What the task requires:
Collect all lines from the records below that include the word "Automation".

Stored records:
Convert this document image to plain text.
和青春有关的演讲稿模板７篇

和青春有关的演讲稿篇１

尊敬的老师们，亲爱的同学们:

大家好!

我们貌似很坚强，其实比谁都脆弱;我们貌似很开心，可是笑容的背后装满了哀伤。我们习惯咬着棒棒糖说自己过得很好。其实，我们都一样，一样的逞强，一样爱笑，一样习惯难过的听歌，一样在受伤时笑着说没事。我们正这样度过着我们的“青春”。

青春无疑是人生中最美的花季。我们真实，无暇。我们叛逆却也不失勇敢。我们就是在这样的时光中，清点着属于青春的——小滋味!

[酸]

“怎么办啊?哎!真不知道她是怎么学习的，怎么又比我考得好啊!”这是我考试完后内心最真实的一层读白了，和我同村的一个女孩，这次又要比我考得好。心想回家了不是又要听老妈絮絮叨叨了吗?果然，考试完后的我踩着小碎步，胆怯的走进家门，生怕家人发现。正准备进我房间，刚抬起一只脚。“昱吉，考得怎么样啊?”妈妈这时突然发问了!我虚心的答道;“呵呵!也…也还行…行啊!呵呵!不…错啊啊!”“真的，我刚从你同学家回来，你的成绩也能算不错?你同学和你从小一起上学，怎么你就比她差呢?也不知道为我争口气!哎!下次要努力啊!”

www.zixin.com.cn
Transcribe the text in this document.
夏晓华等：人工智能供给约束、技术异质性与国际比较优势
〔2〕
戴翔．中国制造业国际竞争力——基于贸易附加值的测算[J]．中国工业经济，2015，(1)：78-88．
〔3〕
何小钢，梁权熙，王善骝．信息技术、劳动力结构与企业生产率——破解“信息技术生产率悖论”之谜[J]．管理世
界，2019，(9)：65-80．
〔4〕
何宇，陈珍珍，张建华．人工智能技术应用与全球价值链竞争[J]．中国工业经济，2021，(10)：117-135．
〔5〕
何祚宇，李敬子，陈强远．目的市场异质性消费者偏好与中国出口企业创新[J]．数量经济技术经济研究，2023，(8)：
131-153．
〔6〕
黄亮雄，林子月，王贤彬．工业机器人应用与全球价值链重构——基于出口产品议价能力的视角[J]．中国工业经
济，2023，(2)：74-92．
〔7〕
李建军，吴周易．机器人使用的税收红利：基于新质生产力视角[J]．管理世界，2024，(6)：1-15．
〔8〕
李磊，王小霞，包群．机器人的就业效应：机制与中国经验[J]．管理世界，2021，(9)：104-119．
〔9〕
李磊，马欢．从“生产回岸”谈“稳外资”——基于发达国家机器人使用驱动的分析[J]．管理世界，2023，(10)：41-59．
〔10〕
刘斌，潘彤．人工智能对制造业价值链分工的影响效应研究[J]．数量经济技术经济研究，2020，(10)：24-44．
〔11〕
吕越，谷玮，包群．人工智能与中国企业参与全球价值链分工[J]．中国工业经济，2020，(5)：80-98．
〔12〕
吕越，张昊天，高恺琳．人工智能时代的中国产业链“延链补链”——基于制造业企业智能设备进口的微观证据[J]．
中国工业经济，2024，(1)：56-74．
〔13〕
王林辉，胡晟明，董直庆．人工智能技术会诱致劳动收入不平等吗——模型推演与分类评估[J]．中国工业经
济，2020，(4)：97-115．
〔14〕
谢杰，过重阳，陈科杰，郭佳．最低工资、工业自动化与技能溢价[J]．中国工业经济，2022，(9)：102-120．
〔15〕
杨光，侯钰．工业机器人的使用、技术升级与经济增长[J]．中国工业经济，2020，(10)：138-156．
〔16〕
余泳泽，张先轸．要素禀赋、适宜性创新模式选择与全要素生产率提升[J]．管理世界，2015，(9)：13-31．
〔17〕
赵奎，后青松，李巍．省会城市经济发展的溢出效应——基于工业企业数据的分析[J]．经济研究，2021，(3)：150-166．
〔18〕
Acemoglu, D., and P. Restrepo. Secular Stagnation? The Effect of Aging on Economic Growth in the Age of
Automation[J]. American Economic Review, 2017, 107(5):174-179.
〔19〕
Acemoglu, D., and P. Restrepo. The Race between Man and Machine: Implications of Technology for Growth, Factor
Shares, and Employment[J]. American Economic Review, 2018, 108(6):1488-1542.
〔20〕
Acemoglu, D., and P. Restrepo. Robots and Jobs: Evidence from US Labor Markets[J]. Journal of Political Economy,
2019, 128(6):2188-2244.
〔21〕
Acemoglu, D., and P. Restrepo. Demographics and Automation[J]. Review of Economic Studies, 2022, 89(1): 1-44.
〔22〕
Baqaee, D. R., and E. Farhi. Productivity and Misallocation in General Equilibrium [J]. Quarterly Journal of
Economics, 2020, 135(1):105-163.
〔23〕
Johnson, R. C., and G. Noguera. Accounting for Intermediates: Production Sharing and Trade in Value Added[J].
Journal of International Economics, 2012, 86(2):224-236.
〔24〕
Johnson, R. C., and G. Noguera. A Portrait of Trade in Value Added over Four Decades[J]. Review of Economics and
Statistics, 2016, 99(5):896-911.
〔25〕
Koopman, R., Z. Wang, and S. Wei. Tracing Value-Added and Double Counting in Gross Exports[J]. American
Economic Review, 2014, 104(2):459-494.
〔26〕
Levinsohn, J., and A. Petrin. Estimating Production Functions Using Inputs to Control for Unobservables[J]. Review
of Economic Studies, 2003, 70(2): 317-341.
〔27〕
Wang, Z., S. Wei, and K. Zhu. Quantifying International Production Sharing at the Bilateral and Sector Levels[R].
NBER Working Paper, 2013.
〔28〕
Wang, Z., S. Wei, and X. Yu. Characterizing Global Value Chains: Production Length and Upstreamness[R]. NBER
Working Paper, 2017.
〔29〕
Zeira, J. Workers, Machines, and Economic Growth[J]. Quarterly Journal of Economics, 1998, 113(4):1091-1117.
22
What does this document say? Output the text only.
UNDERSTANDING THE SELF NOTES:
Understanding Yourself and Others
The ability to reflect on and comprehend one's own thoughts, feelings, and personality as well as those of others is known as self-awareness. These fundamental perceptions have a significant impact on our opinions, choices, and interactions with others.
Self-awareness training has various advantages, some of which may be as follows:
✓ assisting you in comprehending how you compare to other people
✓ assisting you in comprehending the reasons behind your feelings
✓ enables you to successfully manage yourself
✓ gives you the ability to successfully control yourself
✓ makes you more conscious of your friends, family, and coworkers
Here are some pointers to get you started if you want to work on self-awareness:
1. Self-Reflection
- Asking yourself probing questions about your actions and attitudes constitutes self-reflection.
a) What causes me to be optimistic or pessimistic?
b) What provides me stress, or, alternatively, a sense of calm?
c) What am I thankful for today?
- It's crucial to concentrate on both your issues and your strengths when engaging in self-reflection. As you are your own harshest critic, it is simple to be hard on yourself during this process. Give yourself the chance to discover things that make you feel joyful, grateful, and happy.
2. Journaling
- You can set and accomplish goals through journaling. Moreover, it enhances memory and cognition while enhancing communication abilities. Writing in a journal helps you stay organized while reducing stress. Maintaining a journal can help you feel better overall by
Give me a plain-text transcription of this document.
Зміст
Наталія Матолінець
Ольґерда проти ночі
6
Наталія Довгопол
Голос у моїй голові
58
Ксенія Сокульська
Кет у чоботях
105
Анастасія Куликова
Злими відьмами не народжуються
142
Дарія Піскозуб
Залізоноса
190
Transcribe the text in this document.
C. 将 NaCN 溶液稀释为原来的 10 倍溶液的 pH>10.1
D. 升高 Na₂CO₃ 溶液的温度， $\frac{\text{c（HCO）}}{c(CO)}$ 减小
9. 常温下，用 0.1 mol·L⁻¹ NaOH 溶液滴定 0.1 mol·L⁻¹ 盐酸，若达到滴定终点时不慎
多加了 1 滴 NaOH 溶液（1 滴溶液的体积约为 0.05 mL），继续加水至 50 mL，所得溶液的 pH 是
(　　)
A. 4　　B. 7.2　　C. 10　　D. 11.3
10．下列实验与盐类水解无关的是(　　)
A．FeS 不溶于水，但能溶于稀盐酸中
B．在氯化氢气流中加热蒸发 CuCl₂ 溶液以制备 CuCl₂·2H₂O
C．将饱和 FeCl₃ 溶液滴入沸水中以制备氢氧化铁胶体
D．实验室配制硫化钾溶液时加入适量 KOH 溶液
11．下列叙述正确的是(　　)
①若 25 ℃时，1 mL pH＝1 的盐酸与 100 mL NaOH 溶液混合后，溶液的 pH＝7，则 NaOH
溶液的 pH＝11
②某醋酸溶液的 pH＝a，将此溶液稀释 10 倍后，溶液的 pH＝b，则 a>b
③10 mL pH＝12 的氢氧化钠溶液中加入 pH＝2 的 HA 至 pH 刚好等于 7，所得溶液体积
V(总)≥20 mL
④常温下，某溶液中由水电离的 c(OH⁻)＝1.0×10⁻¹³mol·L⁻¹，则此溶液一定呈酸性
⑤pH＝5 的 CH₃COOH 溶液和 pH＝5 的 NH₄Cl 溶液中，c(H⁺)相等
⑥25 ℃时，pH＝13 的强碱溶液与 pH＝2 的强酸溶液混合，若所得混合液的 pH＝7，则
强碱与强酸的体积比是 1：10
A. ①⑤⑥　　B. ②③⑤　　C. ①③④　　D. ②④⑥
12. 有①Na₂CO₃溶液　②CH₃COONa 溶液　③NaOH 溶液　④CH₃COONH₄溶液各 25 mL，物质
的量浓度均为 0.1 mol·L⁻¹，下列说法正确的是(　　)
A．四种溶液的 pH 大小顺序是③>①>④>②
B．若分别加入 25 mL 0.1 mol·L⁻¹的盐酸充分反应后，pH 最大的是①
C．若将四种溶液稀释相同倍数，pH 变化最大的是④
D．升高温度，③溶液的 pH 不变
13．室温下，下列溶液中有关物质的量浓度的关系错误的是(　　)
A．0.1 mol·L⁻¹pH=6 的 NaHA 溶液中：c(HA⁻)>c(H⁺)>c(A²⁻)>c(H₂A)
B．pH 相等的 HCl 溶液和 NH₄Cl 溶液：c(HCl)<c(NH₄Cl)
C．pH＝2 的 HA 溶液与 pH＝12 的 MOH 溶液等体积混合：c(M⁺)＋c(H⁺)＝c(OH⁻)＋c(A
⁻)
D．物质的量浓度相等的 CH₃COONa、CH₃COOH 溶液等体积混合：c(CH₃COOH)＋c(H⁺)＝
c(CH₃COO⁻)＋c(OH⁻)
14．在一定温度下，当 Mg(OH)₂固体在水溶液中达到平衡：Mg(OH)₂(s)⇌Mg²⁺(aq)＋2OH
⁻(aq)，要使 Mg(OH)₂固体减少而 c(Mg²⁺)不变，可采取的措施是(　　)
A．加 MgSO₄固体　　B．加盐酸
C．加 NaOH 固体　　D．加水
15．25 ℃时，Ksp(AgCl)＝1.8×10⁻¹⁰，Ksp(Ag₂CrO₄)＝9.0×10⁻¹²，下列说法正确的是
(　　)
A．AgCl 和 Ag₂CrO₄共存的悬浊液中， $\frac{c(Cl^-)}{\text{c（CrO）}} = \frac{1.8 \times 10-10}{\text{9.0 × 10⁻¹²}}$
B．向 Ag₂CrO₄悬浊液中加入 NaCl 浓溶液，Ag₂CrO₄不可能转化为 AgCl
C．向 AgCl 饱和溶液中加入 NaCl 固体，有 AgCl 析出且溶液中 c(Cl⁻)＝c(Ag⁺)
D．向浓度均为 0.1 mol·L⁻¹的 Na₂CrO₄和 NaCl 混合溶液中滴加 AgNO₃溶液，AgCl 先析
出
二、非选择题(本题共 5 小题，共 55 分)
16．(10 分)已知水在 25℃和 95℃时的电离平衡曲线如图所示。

Exercise answer:
Automation[J]. American Economic Review, 2017, 107(5):174-179.
Acemoglu, D., and P. Restrepo. Demographics and Automation[J]. Review of Economic Studies, 2022, 89(1): 1-44.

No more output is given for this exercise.